THE TASK
Search the entries for the word "domestic" and pull out each line that has it.

-------- SUPPLIED DATA

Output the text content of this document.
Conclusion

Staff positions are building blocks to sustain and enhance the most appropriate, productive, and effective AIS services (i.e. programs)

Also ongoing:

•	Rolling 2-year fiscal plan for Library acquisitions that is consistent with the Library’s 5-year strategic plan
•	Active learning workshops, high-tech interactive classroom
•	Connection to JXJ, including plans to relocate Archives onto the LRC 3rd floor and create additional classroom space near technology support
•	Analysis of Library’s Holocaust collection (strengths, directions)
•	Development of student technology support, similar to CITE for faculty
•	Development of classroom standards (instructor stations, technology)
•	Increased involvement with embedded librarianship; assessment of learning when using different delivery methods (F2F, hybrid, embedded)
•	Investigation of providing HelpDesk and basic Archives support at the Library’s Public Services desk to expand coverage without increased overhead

----------------
-------- SUPPLIED DATA

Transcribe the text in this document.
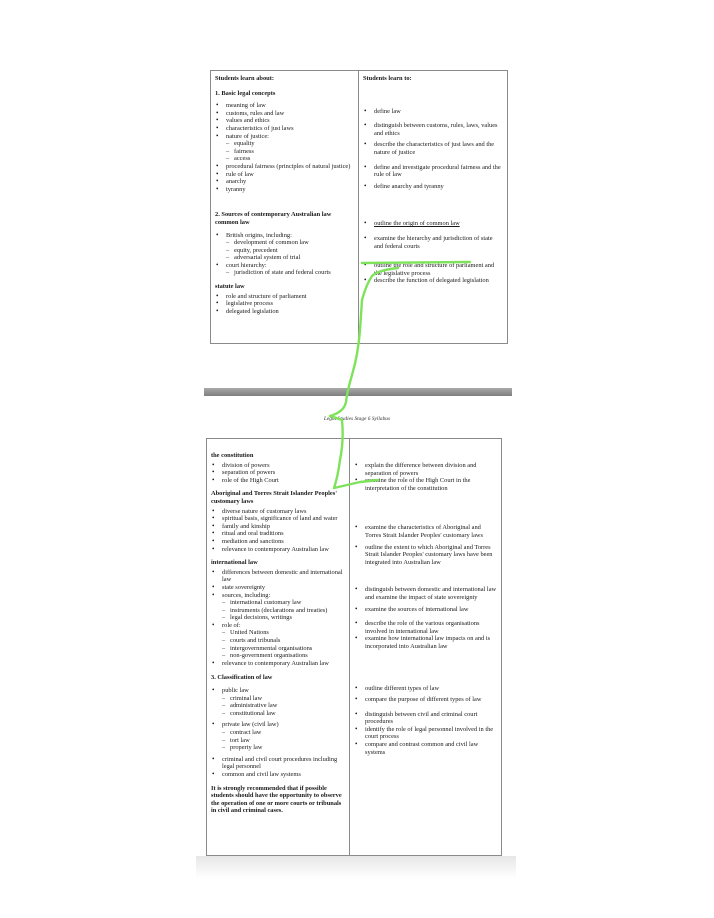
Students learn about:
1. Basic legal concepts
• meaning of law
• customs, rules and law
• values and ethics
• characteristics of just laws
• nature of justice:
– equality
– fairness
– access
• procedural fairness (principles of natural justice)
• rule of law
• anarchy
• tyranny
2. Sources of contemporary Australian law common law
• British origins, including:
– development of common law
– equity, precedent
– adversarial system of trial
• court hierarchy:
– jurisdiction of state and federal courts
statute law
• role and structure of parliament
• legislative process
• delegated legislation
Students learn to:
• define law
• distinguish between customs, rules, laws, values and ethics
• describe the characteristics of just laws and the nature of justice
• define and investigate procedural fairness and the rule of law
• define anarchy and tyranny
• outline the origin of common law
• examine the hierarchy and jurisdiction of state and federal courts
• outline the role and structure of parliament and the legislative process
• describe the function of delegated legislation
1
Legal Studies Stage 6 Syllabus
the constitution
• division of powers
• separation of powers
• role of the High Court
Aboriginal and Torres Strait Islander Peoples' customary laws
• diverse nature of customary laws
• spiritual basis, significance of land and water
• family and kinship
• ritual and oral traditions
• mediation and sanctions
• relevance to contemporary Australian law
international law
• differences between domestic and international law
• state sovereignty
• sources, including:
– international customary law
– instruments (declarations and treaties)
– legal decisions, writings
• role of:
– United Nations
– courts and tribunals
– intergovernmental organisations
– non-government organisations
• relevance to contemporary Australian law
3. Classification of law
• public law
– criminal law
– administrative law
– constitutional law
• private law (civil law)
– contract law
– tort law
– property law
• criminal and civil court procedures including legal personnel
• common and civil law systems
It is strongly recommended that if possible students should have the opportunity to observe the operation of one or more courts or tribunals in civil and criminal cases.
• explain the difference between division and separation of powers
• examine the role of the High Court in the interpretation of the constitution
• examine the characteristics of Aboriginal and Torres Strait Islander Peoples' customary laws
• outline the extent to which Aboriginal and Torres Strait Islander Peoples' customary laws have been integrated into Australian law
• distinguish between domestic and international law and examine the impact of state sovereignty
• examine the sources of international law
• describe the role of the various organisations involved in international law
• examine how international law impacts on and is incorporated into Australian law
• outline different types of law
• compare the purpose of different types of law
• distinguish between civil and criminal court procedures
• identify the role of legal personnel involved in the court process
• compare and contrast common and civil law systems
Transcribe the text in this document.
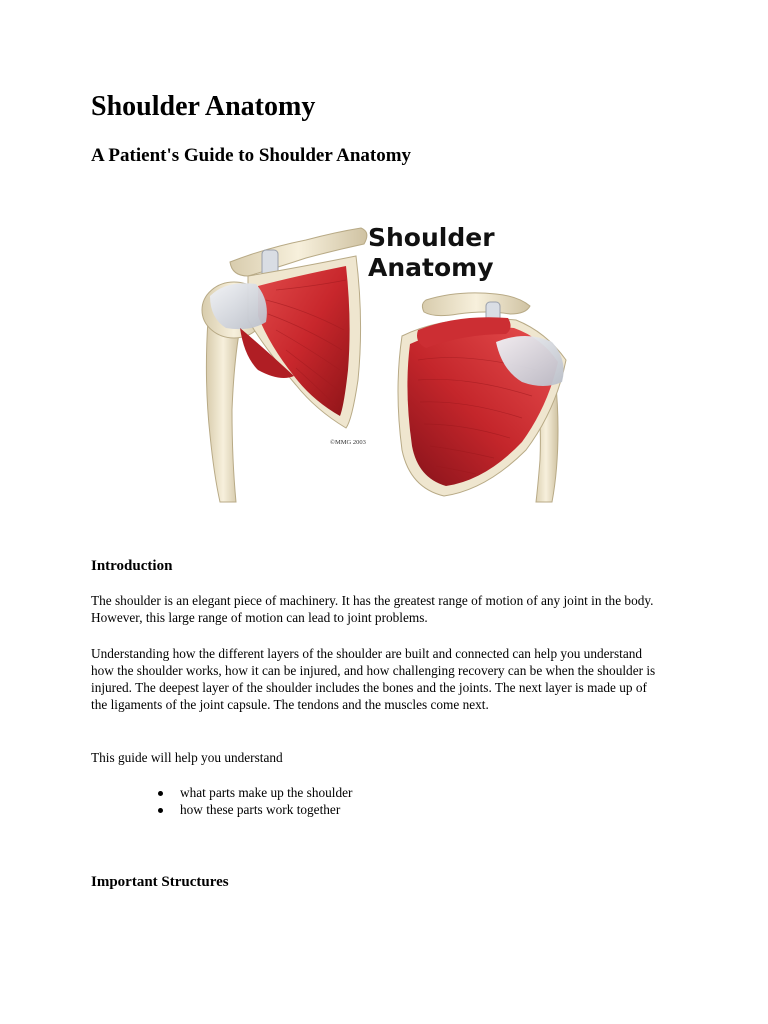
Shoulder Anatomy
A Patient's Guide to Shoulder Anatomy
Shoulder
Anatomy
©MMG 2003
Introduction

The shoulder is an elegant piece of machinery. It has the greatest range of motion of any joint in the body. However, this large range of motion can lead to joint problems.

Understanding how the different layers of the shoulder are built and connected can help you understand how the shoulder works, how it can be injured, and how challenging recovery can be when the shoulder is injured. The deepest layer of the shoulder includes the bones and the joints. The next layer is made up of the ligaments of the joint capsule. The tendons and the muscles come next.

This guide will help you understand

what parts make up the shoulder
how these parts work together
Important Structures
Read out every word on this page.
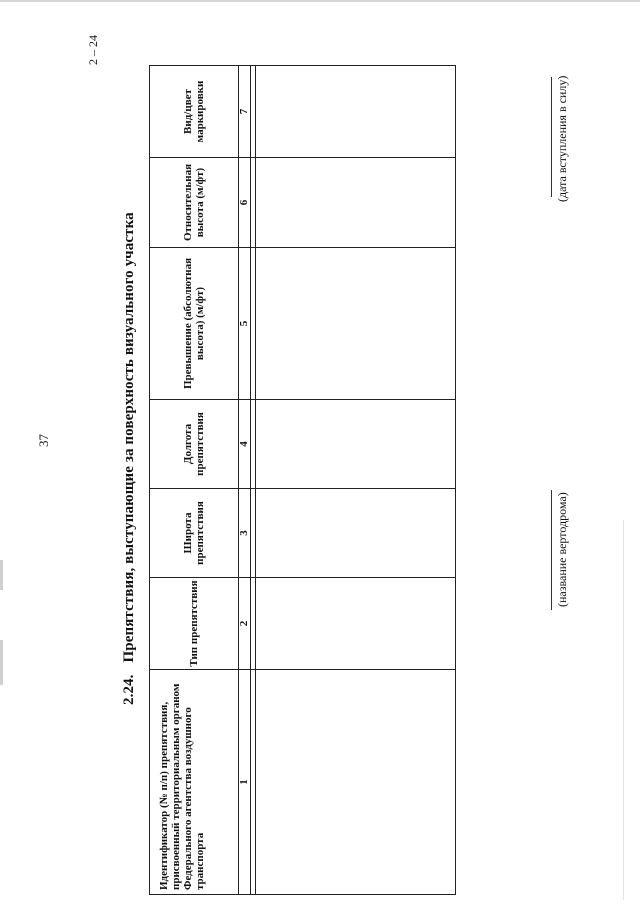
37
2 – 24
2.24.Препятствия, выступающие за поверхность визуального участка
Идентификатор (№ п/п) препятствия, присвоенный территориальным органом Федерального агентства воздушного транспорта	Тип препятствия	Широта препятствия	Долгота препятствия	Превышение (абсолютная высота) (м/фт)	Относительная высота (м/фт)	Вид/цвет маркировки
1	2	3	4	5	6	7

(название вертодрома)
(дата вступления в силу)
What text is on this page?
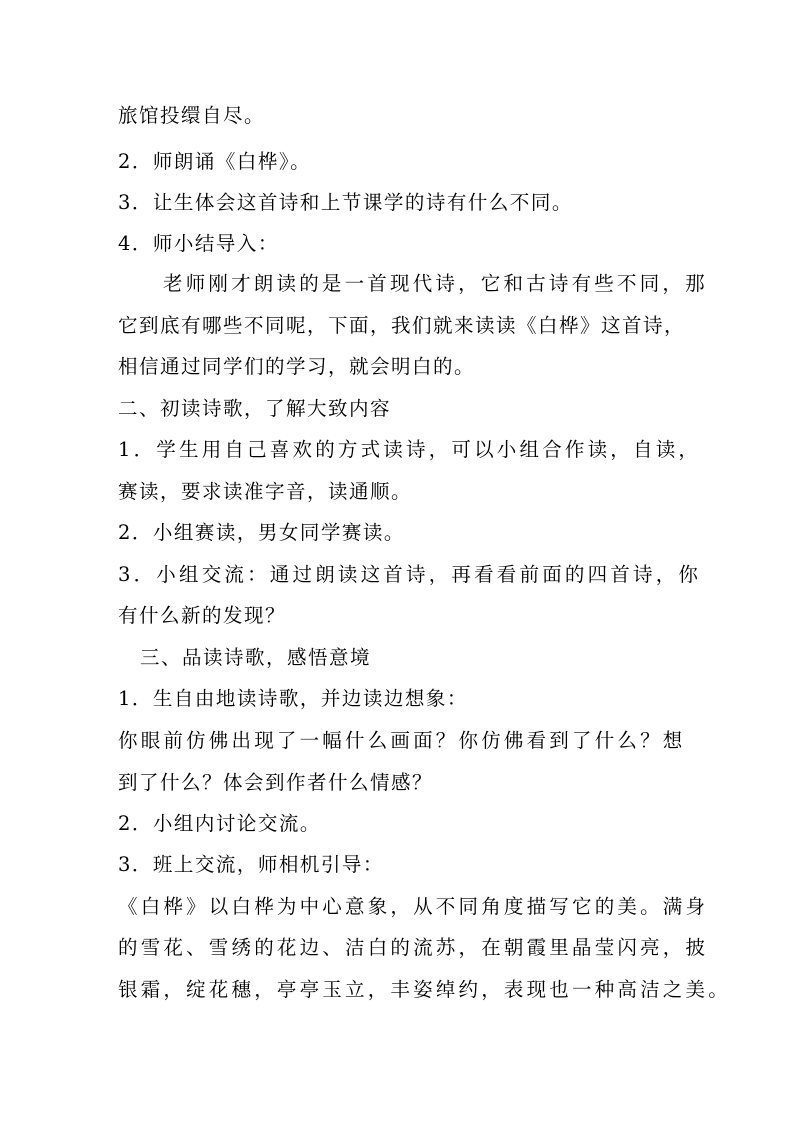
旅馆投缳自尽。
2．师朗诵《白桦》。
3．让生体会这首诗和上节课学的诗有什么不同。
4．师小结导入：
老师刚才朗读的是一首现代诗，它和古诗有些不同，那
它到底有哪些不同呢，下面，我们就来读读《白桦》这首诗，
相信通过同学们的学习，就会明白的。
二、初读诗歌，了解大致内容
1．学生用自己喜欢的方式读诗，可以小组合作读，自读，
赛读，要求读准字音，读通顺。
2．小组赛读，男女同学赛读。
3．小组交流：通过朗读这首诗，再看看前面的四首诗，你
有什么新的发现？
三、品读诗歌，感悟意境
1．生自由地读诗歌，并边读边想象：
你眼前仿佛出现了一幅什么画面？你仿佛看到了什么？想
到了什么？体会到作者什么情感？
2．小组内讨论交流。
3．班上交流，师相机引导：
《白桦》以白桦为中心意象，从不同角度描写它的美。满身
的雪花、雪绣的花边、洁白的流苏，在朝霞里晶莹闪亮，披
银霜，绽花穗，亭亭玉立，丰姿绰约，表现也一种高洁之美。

----------------

TASK RESPONSE
• differences between domestic and international law
• distinguish between domestic and international law and examine the impact of state sovereignty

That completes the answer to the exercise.